**Your goal**
Leave out every picture, then transcribe the rest of the listing exactly.

**Provided data**
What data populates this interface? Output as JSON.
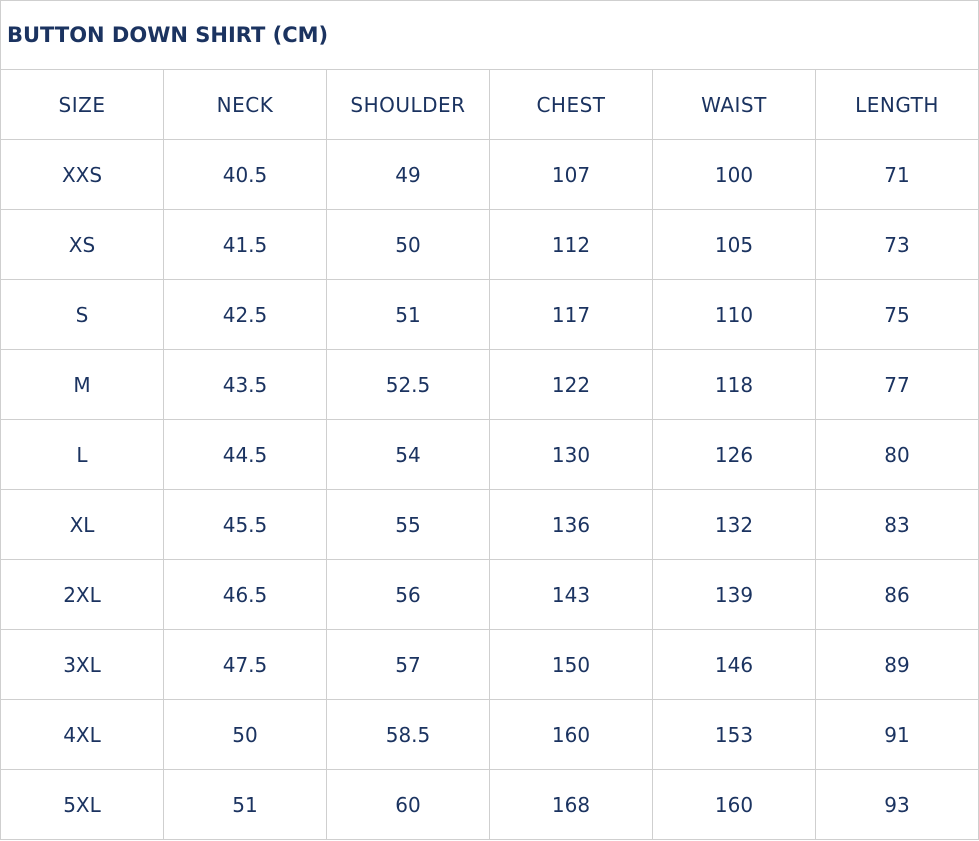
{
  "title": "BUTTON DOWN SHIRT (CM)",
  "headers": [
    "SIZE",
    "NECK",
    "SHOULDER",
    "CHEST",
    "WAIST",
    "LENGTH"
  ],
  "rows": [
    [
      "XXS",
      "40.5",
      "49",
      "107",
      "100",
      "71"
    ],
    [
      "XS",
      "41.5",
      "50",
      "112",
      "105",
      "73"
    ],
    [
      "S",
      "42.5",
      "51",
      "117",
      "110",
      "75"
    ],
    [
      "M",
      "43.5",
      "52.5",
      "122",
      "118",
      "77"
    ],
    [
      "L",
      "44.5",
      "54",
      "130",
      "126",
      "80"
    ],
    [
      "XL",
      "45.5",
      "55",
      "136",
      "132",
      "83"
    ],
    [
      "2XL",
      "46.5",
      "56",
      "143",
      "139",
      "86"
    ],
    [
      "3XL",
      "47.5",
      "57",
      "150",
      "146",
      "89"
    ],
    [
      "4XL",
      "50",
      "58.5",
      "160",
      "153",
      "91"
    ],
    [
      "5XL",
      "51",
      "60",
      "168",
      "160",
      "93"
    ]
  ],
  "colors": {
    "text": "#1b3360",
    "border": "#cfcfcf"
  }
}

**Response for this exercise**
What data populates this interface? Output as JSON.
{
  "title": "BUTTON DOWN SHIRT (CM)",
  "headers": [
    "SIZE",
    "NECK",
    "SHOULDER",
    "CHEST",
    "WAIST",
    "LENGTH"
  ],
  "rows": [
    [
      "XXS",
      "40.5",
      "49",
      "107",
      "100",
      "71"
    ],
    [
      "XS",
      "41.5",
      "50",
      "112",
      "105",
      "73"
    ],
    [
      "S",
      "42.5",
      "51",
      "117",
      "110",
      "75"
    ],
    [
      "M",
      "43.5",
      "52.5",
      "122",
      "118",
      "77"
    ],
    [
      "L",
      "44.5",
      "54",
      "130",
      "126",
      "80"
    ],
    [
      "XL",
      "45.5",
      "55",
      "136",
      "132",
      "83"
    ],
    [
      "2XL",
      "46.5",
      "56",
      "143",
      "139",
      "86"
    ],
    [
      "3XL",
      "47.5",
      "57",
      "150",
      "146",
      "89"
    ],
    [
      "4XL",
      "50",
      "58.5",
      "160",
      "153",
      "91"
    ],
    [
      "5XL",
      "51",
      "60",
      "168",
      "160",
      "93"
    ]
  ],
  "colors": {
    "text": "#1b3360",
    "border": "#cfcfcf"
  }
}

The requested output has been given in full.